— BEGIN —
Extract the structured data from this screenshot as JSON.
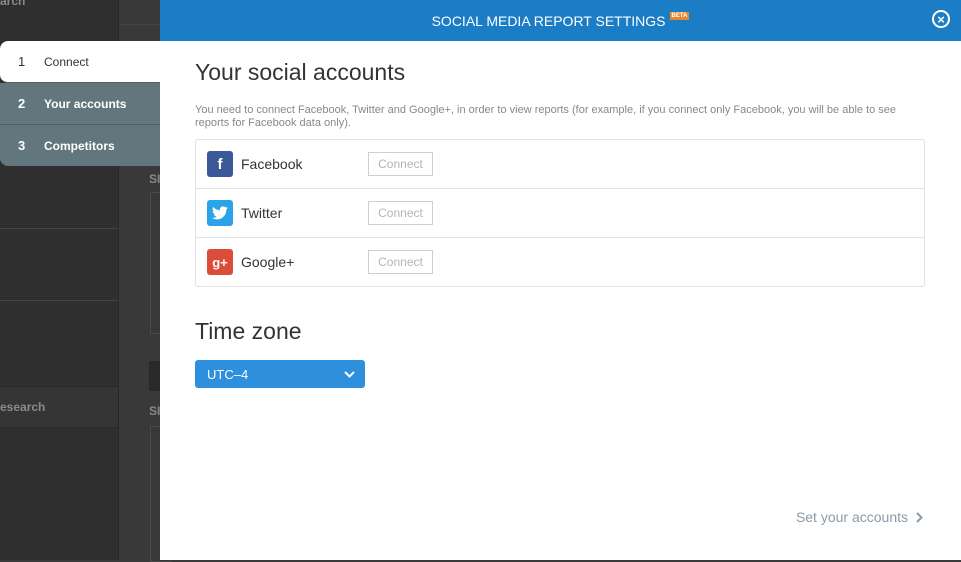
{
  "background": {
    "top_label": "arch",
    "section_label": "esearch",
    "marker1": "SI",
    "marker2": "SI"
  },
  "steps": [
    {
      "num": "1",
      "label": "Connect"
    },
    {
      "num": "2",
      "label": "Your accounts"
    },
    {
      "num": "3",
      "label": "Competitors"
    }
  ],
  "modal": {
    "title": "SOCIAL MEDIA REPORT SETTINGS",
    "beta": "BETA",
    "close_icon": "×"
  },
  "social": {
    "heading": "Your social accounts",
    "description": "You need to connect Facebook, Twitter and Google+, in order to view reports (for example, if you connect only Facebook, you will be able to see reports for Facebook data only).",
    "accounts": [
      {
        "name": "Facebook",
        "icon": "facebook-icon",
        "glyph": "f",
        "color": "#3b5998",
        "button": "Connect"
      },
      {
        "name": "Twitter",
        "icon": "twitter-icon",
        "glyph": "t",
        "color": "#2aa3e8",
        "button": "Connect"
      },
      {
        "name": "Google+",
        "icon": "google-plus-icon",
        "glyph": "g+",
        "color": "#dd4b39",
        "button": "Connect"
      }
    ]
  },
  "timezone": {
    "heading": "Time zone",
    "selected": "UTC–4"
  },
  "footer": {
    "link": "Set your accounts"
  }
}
— END —
Exercise prompt: Pick out each line above that includes "color" and show it.

Finished exercise:
        "color": "#3b5998",
        "color": "#2aa3e8",
        "color": "#dd4b39",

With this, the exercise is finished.